Each line of the material below that holds the word "людей" needs to be copied.

• • • •

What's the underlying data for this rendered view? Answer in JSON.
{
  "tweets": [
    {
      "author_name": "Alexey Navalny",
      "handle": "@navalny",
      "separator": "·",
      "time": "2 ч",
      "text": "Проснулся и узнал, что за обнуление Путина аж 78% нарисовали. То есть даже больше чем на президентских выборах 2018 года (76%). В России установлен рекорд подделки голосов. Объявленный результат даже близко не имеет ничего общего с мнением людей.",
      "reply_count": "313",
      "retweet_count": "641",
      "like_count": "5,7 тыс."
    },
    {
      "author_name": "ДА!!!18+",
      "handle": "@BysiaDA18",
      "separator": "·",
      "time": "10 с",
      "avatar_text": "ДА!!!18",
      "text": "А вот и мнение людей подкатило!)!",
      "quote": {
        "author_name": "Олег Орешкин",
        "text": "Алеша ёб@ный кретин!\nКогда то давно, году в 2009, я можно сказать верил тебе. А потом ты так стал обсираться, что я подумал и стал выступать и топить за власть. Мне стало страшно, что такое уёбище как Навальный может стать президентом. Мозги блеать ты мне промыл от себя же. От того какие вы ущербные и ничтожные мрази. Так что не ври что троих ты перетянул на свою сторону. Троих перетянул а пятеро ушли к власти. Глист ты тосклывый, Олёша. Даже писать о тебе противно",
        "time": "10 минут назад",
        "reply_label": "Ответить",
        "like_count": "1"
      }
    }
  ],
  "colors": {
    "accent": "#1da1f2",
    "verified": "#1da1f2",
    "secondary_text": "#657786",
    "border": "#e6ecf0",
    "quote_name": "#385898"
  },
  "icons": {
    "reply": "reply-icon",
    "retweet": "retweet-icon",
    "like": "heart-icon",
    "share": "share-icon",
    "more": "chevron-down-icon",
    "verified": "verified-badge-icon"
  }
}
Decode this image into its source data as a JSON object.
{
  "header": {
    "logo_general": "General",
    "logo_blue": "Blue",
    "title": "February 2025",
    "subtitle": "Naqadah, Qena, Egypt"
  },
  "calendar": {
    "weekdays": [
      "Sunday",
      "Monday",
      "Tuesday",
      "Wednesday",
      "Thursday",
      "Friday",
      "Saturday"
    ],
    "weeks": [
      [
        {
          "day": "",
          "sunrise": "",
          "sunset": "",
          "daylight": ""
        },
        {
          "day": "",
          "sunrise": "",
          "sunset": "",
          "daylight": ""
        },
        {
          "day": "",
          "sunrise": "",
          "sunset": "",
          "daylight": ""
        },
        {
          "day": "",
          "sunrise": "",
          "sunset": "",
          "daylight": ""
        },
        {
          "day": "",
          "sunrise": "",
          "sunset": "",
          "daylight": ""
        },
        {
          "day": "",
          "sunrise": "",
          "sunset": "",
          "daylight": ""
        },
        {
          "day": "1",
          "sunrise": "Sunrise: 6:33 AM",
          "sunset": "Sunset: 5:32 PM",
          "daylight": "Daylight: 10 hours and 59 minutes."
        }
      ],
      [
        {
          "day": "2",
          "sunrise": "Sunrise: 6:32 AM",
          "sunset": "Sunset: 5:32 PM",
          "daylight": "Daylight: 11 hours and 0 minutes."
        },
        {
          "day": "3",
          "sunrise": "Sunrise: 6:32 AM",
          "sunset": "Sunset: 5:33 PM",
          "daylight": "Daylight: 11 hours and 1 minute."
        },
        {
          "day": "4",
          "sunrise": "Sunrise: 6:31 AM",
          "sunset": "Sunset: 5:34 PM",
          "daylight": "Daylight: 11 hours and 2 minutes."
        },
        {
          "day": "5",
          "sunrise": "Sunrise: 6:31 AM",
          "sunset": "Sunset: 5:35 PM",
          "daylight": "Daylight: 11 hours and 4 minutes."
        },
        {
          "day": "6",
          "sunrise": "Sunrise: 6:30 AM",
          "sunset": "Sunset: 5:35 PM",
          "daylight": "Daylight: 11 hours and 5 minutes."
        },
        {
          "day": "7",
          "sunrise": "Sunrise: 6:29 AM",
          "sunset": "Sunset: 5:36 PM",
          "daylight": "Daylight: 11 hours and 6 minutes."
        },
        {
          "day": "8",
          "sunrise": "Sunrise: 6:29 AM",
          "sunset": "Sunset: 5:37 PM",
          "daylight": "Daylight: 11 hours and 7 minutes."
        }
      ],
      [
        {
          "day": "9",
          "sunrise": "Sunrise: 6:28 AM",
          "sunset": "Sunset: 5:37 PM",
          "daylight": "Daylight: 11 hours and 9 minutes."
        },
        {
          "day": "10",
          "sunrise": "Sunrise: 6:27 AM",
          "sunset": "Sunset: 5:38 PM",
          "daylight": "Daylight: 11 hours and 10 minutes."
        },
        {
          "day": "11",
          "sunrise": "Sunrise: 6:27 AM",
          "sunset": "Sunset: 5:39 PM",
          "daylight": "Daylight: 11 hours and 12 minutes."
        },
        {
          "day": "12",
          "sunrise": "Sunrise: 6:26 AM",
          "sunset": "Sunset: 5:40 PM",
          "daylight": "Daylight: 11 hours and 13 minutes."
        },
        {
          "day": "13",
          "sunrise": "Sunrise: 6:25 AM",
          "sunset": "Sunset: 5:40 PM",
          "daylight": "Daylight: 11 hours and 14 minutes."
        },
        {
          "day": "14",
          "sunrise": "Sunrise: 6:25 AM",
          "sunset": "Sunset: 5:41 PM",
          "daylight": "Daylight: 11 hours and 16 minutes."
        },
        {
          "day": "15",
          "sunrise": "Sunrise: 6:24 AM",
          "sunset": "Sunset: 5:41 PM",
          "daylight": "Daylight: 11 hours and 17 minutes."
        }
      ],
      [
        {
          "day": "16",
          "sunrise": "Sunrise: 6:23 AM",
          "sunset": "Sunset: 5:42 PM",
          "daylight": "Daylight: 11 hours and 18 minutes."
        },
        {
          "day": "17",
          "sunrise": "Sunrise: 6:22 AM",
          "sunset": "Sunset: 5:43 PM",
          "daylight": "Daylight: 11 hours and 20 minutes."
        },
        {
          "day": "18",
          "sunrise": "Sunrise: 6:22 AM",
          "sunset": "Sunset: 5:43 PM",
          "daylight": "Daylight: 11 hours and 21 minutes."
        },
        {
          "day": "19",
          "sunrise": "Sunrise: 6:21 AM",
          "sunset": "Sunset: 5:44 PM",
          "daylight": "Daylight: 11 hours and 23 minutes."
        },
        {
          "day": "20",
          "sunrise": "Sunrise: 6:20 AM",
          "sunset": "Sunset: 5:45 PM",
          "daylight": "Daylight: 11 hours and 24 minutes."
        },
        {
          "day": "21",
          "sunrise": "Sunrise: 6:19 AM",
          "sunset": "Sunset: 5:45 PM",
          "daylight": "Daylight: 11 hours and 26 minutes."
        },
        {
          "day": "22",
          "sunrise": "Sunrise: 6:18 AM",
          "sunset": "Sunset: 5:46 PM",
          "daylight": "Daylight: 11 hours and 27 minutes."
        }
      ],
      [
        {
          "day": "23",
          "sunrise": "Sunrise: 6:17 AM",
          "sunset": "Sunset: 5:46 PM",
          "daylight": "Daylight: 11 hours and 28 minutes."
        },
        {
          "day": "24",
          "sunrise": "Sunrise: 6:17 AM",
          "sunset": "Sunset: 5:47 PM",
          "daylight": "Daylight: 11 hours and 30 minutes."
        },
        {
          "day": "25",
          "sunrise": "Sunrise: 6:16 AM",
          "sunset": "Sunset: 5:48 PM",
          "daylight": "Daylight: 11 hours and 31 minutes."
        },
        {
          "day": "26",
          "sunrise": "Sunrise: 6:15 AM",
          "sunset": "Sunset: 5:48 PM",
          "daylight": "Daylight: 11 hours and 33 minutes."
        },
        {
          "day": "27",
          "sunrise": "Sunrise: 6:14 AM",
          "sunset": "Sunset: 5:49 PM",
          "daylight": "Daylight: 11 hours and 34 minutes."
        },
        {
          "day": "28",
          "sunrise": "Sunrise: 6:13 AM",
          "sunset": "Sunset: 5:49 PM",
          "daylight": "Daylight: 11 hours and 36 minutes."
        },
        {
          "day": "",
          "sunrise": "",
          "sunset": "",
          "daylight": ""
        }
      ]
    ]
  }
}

• • • •

#### [ANSWER TO THE EXERCISE]
      "text": "Проснулся и узнал, что за обнуление Путина аж 78% нарисовали. То есть даже больше чем на президентских выборах 2018 года (76%). В России установлен рекорд подделки голосов. Объявленный результат даже близко не имеет ничего общего с мнением людей.",
      "text": "А вот и мнение людей подкатило!)!",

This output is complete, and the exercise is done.